- _Part of a data file_:
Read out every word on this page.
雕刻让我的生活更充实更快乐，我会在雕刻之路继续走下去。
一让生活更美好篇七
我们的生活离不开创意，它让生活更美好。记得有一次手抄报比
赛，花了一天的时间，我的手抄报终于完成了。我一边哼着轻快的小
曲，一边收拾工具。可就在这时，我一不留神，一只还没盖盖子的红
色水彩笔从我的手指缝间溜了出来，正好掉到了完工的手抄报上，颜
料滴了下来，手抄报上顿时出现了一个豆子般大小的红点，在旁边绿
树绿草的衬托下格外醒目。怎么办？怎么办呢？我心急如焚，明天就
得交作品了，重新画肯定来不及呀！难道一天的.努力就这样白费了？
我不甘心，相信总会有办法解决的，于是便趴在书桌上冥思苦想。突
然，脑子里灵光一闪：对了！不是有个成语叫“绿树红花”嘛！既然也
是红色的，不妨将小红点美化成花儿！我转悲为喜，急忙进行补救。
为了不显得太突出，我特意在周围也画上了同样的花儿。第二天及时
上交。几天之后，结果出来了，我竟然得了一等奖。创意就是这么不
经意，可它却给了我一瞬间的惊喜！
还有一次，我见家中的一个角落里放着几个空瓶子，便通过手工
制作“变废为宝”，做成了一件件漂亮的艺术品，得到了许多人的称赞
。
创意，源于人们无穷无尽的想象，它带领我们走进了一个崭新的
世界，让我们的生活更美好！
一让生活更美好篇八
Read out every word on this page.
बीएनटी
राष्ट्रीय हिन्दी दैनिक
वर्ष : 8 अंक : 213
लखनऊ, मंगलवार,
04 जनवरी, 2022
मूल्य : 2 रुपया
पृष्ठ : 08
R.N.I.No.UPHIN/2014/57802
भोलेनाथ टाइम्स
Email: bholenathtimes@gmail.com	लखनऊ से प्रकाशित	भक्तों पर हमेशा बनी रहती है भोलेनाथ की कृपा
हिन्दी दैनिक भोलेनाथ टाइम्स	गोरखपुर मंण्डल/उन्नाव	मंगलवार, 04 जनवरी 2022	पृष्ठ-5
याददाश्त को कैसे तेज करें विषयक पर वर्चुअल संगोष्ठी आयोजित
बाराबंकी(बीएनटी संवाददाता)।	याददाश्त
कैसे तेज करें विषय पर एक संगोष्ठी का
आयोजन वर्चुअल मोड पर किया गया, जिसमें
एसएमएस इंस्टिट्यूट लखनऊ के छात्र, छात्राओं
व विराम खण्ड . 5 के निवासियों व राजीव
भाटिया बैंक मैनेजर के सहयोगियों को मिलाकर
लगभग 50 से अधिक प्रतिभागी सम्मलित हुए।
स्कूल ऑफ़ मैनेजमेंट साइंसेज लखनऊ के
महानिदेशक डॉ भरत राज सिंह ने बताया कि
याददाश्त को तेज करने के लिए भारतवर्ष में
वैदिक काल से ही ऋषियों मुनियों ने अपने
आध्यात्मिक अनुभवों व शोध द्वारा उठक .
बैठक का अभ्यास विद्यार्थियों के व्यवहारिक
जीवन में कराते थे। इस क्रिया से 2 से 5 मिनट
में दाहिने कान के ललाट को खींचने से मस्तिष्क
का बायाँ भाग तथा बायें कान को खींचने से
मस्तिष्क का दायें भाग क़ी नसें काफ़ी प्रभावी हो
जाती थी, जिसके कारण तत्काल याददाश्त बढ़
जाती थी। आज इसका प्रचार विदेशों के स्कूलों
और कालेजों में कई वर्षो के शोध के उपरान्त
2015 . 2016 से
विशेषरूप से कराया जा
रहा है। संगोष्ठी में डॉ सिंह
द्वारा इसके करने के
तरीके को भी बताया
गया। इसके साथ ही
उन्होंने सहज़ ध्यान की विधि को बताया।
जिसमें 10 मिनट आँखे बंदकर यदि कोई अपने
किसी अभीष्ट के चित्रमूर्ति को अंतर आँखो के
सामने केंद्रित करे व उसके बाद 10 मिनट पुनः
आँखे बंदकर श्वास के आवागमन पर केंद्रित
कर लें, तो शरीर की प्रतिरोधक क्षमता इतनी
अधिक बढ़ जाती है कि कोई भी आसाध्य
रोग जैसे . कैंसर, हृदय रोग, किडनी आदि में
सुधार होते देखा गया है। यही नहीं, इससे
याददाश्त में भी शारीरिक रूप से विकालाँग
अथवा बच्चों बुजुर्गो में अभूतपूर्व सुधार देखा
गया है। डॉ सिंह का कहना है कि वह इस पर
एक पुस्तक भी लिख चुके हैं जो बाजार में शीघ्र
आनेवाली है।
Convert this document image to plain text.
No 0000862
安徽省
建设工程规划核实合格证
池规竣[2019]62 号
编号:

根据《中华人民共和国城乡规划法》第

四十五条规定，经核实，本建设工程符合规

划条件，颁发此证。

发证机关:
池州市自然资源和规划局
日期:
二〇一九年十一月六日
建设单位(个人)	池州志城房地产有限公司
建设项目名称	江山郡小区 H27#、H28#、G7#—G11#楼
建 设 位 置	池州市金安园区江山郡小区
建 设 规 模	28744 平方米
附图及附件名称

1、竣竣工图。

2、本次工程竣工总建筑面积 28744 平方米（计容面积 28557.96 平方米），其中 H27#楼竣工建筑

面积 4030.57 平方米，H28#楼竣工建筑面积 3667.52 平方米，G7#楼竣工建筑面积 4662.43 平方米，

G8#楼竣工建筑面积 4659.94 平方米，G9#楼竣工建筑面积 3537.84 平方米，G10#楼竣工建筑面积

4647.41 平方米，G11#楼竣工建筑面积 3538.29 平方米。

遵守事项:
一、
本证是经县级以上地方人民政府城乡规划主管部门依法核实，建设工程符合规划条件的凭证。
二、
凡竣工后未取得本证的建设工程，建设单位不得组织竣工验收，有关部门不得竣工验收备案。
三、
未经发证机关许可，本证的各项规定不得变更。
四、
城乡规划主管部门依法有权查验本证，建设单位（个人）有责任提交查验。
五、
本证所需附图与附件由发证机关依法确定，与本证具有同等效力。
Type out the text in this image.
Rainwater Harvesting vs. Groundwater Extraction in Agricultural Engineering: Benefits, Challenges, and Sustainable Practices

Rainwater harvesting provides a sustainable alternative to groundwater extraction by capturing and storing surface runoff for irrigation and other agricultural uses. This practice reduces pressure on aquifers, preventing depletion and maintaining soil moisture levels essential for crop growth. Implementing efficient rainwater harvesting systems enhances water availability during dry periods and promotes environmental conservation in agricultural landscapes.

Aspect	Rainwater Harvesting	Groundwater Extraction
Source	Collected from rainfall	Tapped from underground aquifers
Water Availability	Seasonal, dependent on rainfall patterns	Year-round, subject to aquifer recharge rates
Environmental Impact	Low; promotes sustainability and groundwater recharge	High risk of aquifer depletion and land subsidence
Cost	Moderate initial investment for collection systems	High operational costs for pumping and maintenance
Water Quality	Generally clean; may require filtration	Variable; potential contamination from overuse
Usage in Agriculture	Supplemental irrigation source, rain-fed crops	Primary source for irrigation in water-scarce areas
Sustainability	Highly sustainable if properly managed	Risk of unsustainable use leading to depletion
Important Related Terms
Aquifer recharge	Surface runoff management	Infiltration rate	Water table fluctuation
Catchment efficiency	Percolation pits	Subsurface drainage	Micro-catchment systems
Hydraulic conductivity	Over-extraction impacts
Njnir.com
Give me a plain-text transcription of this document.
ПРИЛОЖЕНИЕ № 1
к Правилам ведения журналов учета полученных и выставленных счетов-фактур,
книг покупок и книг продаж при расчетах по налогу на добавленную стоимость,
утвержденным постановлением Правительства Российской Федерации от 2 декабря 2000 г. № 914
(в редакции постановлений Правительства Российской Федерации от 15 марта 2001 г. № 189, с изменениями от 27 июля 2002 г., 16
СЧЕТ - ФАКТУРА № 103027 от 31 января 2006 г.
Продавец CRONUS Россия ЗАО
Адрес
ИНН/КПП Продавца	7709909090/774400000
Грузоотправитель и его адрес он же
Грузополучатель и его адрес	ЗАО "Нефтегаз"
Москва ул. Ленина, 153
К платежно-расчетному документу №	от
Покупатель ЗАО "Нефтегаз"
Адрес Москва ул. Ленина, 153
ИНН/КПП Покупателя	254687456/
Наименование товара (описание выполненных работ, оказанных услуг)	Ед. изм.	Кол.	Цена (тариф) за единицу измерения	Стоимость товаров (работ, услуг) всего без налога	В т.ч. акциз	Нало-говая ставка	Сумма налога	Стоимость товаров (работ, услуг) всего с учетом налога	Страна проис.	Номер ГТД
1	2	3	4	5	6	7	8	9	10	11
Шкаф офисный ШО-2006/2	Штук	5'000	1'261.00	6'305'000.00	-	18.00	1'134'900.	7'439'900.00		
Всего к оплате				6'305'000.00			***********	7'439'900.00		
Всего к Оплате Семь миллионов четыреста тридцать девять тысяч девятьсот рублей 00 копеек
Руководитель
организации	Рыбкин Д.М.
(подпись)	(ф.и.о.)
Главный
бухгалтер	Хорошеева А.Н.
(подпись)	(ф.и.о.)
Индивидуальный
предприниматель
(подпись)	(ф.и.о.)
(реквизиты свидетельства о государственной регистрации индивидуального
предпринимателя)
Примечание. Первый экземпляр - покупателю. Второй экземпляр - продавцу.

- _Description of the task_: Using the records above, copy every line that has the word "plain" in it.

- _Solution to the exercise_:
Convert this document image to plain text.
Give me a plain-text transcription of this document.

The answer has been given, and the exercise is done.